-- WRITTEN INSTRUCTION --
Tally up the lines below that include the word "JSON". Answer with the number alone.

-- ENTRIES SHOWN --
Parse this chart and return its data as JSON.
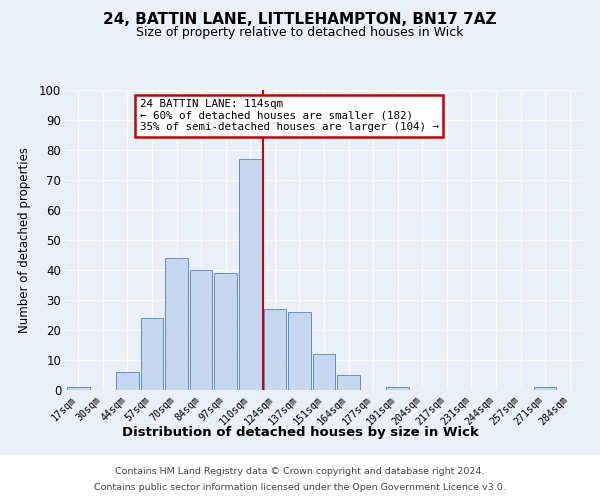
{
  "title1": "24, BATTIN LANE, LITTLEHAMPTON, BN17 7AZ",
  "title2": "Size of property relative to detached houses in Wick",
  "xlabel": "Distribution of detached houses by size in Wick",
  "ylabel": "Number of detached properties",
  "bar_labels": [
    "17sqm",
    "30sqm",
    "44sqm",
    "57sqm",
    "70sqm",
    "84sqm",
    "97sqm",
    "110sqm",
    "124sqm",
    "137sqm",
    "151sqm",
    "164sqm",
    "177sqm",
    "191sqm",
    "204sqm",
    "217sqm",
    "231sqm",
    "244sqm",
    "257sqm",
    "271sqm",
    "284sqm"
  ],
  "bar_values": [
    1,
    0,
    6,
    24,
    44,
    40,
    39,
    77,
    27,
    26,
    12,
    5,
    0,
    1,
    0,
    0,
    0,
    0,
    0,
    1,
    0
  ],
  "bar_color": "#c6d8f0",
  "bar_edge_color": "#6090c8",
  "vline_x_idx": 7.5,
  "annotation_title": "24 BATTIN LANE: 114sqm",
  "annotation_line1": "← 60% of detached houses are smaller (182)",
  "annotation_line2": "35% of semi-detached houses are larger (104) →",
  "annotation_box_color": "#ffffff",
  "annotation_box_edge_color": "#cc0000",
  "vline_color": "#cc0000",
  "ylim": [
    0,
    100
  ],
  "yticks": [
    0,
    10,
    20,
    30,
    40,
    50,
    60,
    70,
    80,
    90,
    100
  ],
  "footer1": "Contains HM Land Registry data © Crown copyright and database right 2024.",
  "footer2": "Contains public sector information licensed under the Open Government Licence v3.0.",
  "bg_color": "#eaf0f8",
  "plot_bg_color": "#eaf0f8",
  "footer_bg": "#ffffff"
}
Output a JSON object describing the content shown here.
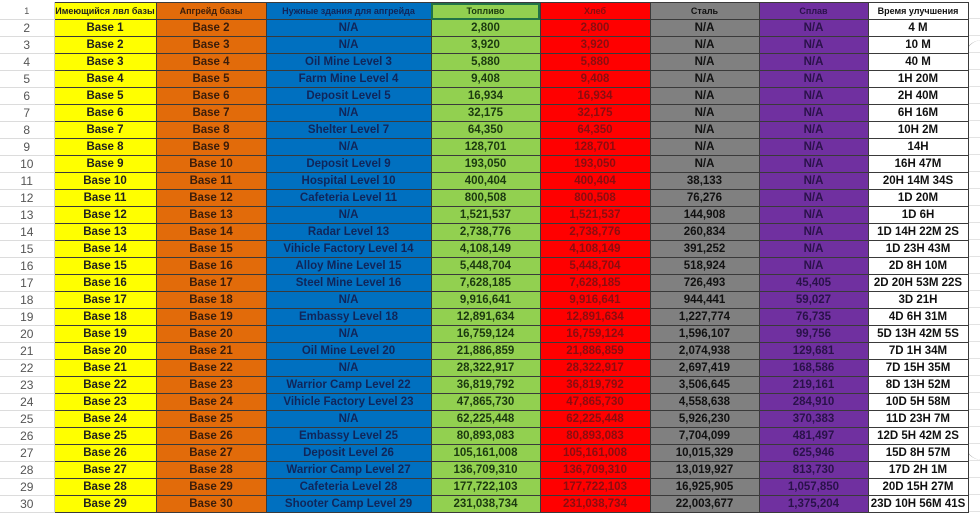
{
  "sheet": {
    "header_row_number": "1",
    "headers": {
      "current": "Имеющийся лвл базы",
      "upgrade": "Апгрейд базы",
      "buildings": "Нужные здания для апгрейда",
      "fuel": "Топливо",
      "bread": "Хлеб",
      "steel": "Сталь",
      "alloy": "Сплав",
      "time": "Время улучшения"
    },
    "colors": {
      "current": "#ffff00",
      "upgrade": "#e26b0a",
      "buildings": "#0070c0",
      "fuel": "#92d050",
      "bread": "#ff0000",
      "steel": "#808080",
      "alloy": "#7030a0",
      "time": "#ffffff"
    },
    "rows": [
      {
        "n": "2",
        "current": "Base 1",
        "upgrade": "Base 2",
        "buildings": "N/A",
        "fuel": "2,800",
        "bread": "2,800",
        "steel": "N/A",
        "alloy": "N/A",
        "time": "4 M"
      },
      {
        "n": "3",
        "current": "Base 2",
        "upgrade": "Base 3",
        "buildings": "N/A",
        "fuel": "3,920",
        "bread": "3,920",
        "steel": "N/A",
        "alloy": "N/A",
        "time": "10 M"
      },
      {
        "n": "4",
        "current": "Base 3",
        "upgrade": "Base 4",
        "buildings": "Oil Mine Level 3",
        "fuel": "5,880",
        "bread": "5,880",
        "steel": "N/A",
        "alloy": "N/A",
        "time": "40 M"
      },
      {
        "n": "5",
        "current": "Base 4",
        "upgrade": "Base 5",
        "buildings": "Farm Mine Level 4",
        "fuel": "9,408",
        "bread": "9,408",
        "steel": "N/A",
        "alloy": "N/A",
        "time": "1H 20M"
      },
      {
        "n": "6",
        "current": "Base 5",
        "upgrade": "Base 6",
        "buildings": "Deposit Level 5",
        "fuel": "16,934",
        "bread": "16,934",
        "steel": "N/A",
        "alloy": "N/A",
        "time": "2H 40M"
      },
      {
        "n": "7",
        "current": "Base 6",
        "upgrade": "Base 7",
        "buildings": "N/A",
        "fuel": "32,175",
        "bread": "32,175",
        "steel": "N/A",
        "alloy": "N/A",
        "time": "6H 16M"
      },
      {
        "n": "8",
        "current": "Base 7",
        "upgrade": "Base 8",
        "buildings": "Shelter Level 7",
        "fuel": "64,350",
        "bread": "64,350",
        "steel": "N/A",
        "alloy": "N/A",
        "time": "10H 2M"
      },
      {
        "n": "9",
        "current": "Base 8",
        "upgrade": "Base 9",
        "buildings": "N/A",
        "fuel": "128,701",
        "bread": "128,701",
        "steel": "N/A",
        "alloy": "N/A",
        "time": "14H"
      },
      {
        "n": "10",
        "current": "Base 9",
        "upgrade": "Base 10",
        "buildings": "Deposit Level 9",
        "fuel": "193,050",
        "bread": "193,050",
        "steel": "N/A",
        "alloy": "N/A",
        "time": "16H 47M"
      },
      {
        "n": "11",
        "current": "Base 10",
        "upgrade": "Base 11",
        "buildings": "Hospital Level 10",
        "fuel": "400,404",
        "bread": "400,404",
        "steel": "38,133",
        "alloy": "N/A",
        "time": "20H 14M 34S"
      },
      {
        "n": "12",
        "current": "Base 11",
        "upgrade": "Base 12",
        "buildings": "Cafeteria Level 11",
        "fuel": "800,508",
        "bread": "800,508",
        "steel": "76,276",
        "alloy": "N/A",
        "time": "1D 20M"
      },
      {
        "n": "13",
        "current": "Base 12",
        "upgrade": "Base 13",
        "buildings": "N/A",
        "fuel": "1,521,537",
        "bread": "1,521,537",
        "steel": "144,908",
        "alloy": "N/A",
        "time": "1D 6H"
      },
      {
        "n": "14",
        "current": "Base 13",
        "upgrade": "Base 14",
        "buildings": "Radar Level 13",
        "fuel": "2,738,776",
        "bread": "2,738,776",
        "steel": "260,834",
        "alloy": "N/A",
        "time": "1D 14H 22M 2S"
      },
      {
        "n": "15",
        "current": "Base 14",
        "upgrade": "Base 15",
        "buildings": "Vihicle Factory Level 14",
        "fuel": "4,108,149",
        "bread": "4,108,149",
        "steel": "391,252",
        "alloy": "N/A",
        "time": "1D 23H 43M"
      },
      {
        "n": "16",
        "current": "Base 15",
        "upgrade": "Base 16",
        "buildings": "Alloy Mine Level 15",
        "fuel": "5,448,704",
        "bread": "5,448,704",
        "steel": "518,924",
        "alloy": "N/A",
        "time": "2D 8H 10M"
      },
      {
        "n": "17",
        "current": "Base 16",
        "upgrade": "Base 17",
        "buildings": "Steel Mine Level 16",
        "fuel": "7,628,185",
        "bread": "7,628,185",
        "steel": "726,493",
        "alloy": "45,405",
        "time": "2D 20H 53M 22S"
      },
      {
        "n": "18",
        "current": "Base 17",
        "upgrade": "Base 18",
        "buildings": "N/A",
        "fuel": "9,916,641",
        "bread": "9,916,641",
        "steel": "944,441",
        "alloy": "59,027",
        "time": "3D 21H"
      },
      {
        "n": "19",
        "current": "Base 18",
        "upgrade": "Base 19",
        "buildings": "Embassy Level 18",
        "fuel": "12,891,634",
        "bread": "12,891,634",
        "steel": "1,227,774",
        "alloy": "76,735",
        "time": "4D 6H 31M"
      },
      {
        "n": "20",
        "current": "Base 19",
        "upgrade": "Base 20",
        "buildings": "N/A",
        "fuel": "16,759,124",
        "bread": "16,759,124",
        "steel": "1,596,107",
        "alloy": "99,756",
        "time": "5D 13H 42M 5S"
      },
      {
        "n": "21",
        "current": "Base 20",
        "upgrade": "Base 21",
        "buildings": "Oil Mine Level 20",
        "fuel": "21,886,859",
        "bread": "21,886,859",
        "steel": "2,074,938",
        "alloy": "129,681",
        "time": "7D 1H 34M"
      },
      {
        "n": "22",
        "current": "Base 21",
        "upgrade": "Base 22",
        "buildings": "N/A",
        "fuel": "28,322,917",
        "bread": "28,322,917",
        "steel": "2,697,419",
        "alloy": "168,586",
        "time": "7D 15H 35M"
      },
      {
        "n": "23",
        "current": "Base 22",
        "upgrade": "Base 23",
        "buildings": "Warrior Camp Level 22",
        "fuel": "36,819,792",
        "bread": "36,819,792",
        "steel": "3,506,645",
        "alloy": "219,161",
        "time": "8D 13H 52M"
      },
      {
        "n": "24",
        "current": "Base 23",
        "upgrade": "Base 24",
        "buildings": "Vihicle Factory Level 23",
        "fuel": "47,865,730",
        "bread": "47,865,730",
        "steel": "4,558,638",
        "alloy": "284,910",
        "time": "10D 5H 58M"
      },
      {
        "n": "25",
        "current": "Base 24",
        "upgrade": "Base 25",
        "buildings": "N/A",
        "fuel": "62,225,448",
        "bread": "62,225,448",
        "steel": "5,926,230",
        "alloy": "370,383",
        "time": "11D 23H 7M"
      },
      {
        "n": "26",
        "current": "Base 25",
        "upgrade": "Base 26",
        "buildings": "Embassy Level 25",
        "fuel": "80,893,083",
        "bread": "80,893,083",
        "steel": "7,704,099",
        "alloy": "481,497",
        "time": "12D 5H 42M 2S"
      },
      {
        "n": "27",
        "current": "Base 26",
        "upgrade": "Base 27",
        "buildings": "Deposit Level 26",
        "fuel": "105,161,008",
        "bread": "105,161,008",
        "steel": "10,015,329",
        "alloy": "625,946",
        "time": "15D 8H 57M"
      },
      {
        "n": "28",
        "current": "Base 27",
        "upgrade": "Base 28",
        "buildings": "Warrior Camp Level 27",
        "fuel": "136,709,310",
        "bread": "136,709,310",
        "steel": "13,019,927",
        "alloy": "813,730",
        "time": "17D 2H 1M"
      },
      {
        "n": "29",
        "current": "Base 28",
        "upgrade": "Base 29",
        "buildings": "Cafeteria Level 28",
        "fuel": "177,722,103",
        "bread": "177,722,103",
        "steel": "16,925,905",
        "alloy": "1,057,850",
        "time": "20D 15H 27M"
      },
      {
        "n": "30",
        "current": "Base 29",
        "upgrade": "Base 30",
        "buildings": "Shooter Camp Level 29",
        "fuel": "231,038,734",
        "bread": "231,038,734",
        "steel": "22,003,677",
        "alloy": "1,375,204",
        "time": "23D 10H 56M 41S"
      }
    ]
  }
}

-- RESPONSE FOR THIS EXERCISE --
2